Stated exercise: Every record should be written out exactly, with the pictures left out.

The data:
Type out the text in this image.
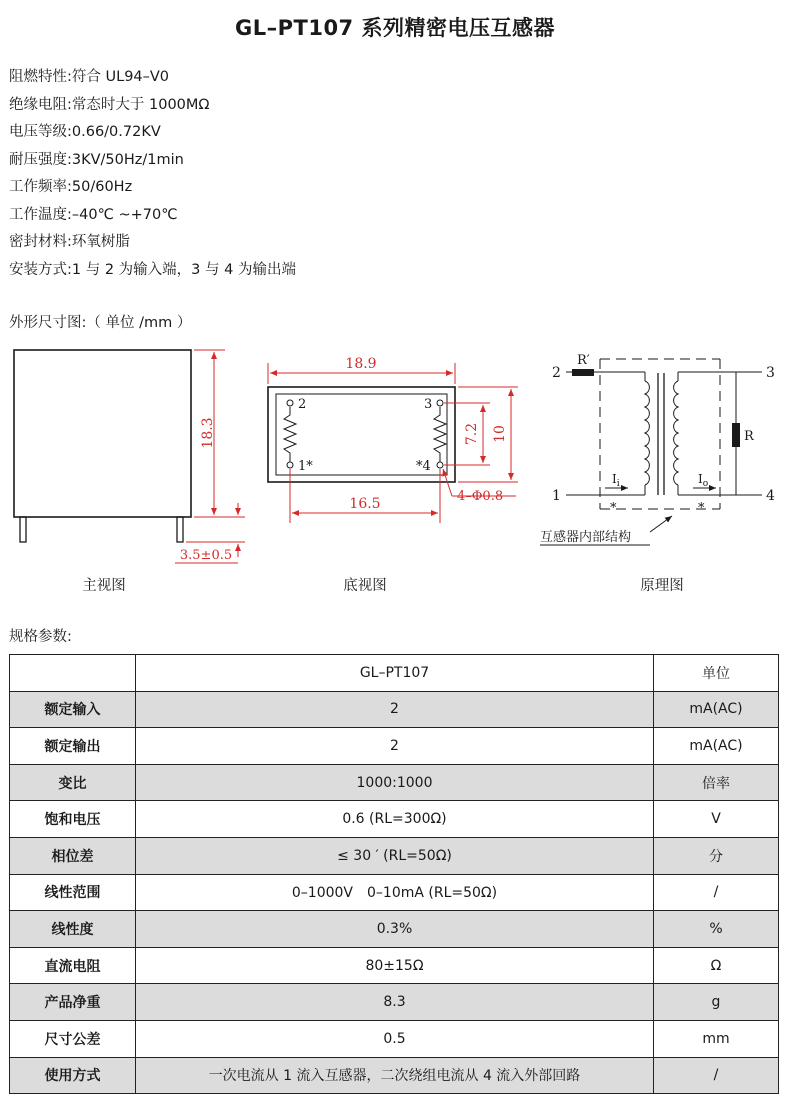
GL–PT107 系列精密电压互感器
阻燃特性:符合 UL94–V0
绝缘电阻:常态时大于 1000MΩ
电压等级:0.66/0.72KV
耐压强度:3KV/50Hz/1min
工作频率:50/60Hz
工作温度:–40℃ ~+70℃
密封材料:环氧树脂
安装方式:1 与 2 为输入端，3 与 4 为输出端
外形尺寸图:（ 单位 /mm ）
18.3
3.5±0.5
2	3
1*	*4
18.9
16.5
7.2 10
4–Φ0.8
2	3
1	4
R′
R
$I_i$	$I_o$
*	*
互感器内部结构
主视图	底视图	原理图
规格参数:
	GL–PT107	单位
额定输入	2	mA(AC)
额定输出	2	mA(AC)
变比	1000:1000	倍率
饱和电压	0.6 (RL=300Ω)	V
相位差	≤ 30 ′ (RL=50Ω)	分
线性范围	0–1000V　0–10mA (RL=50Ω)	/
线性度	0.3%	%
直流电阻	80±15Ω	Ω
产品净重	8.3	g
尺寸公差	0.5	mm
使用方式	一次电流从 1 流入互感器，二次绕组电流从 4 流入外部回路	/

Written response:
Type out the text in this image.
GL–PT107 系列精密电压互感器
阻燃特性:符合 UL94–V0
绝缘电阻:常态时大于 1000MΩ
电压等级:0.66/0.72KV
耐压强度:3KV/50Hz/1min
工作频率:50/60Hz
工作温度:–40℃ ~+70℃
密封材料:环氧树脂
安装方式:1 与 2 为输入端，3 与 4 为输出端
外形尺寸图:（ 单位 /mm ）
18.3
3.5±0.5
2	3
1*	*4
18.9
16.5
7.2 10
4–Φ0.8
2	3
1	4
R′
R
$I_i$	$I_o$
*	*
互感器内部结构
主视图	底视图	原理图
规格参数:
	GL–PT107	单位
额定输入	2	mA(AC)
额定输出	2	mA(AC)
变比	1000:1000	倍率
饱和电压	0.6 (RL=300Ω)	V
相位差	≤ 30 ′ (RL=50Ω)	分
线性范围	0–1000V　0–10mA (RL=50Ω)	/
线性度	0.3%	%
直流电阻	80±15Ω	Ω
产品净重	8.3	g
尺寸公差	0.5	mm
使用方式	一次电流从 1 流入互感器，二次绕组电流从 4 流入外部回路	/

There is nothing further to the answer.